Every line below should be repeated exactly.

—————

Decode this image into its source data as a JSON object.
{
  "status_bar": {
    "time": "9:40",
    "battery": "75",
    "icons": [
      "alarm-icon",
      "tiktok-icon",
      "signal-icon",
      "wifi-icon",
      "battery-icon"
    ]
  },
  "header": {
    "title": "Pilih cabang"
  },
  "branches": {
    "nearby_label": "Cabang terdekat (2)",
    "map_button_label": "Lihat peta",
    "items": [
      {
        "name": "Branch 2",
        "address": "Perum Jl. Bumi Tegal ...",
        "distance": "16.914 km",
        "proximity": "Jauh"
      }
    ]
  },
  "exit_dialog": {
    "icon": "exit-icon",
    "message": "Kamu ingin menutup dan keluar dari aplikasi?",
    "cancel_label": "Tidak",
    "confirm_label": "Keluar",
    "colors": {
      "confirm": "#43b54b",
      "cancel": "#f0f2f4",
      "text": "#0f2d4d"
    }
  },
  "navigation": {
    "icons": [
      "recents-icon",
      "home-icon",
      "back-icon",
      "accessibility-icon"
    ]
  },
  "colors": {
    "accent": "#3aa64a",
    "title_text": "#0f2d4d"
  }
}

—————

■ Exercise output
Decode this image into its source data as a JSON object.
{
  "status_bar": {
    "time": "9:40",
    "battery": "75",
    "icons": [
      "alarm-icon",
      "tiktok-icon",
      "signal-icon",
      "wifi-icon",
      "battery-icon"
    ]
  },
  "header": {
    "title": "Pilih cabang"
  },
  "branches": {
    "nearby_label": "Cabang terdekat (2)",
    "map_button_label": "Lihat peta",
    "items": [
      {
        "name": "Branch 2",
        "address": "Perum Jl. Bumi Tegal ...",
        "distance": "16.914 km",
        "proximity": "Jauh"
      }
    ]
  },
  "exit_dialog": {
    "icon": "exit-icon",
    "message": "Kamu ingin menutup dan keluar dari aplikasi?",
    "cancel_label": "Tidak",
    "confirm_label": "Keluar",
    "colors": {
      "confirm": "#43b54b",
      "cancel": "#f0f2f4",
      "text": "#0f2d4d"
    }
  },
  "navigation": {
    "icons": [
      "recents-icon",
      "home-icon",
      "back-icon",
      "accessibility-icon"
    ]
  },
  "colors": {
    "accent": "#3aa64a",
    "title_text": "#0f2d4d"
  }
}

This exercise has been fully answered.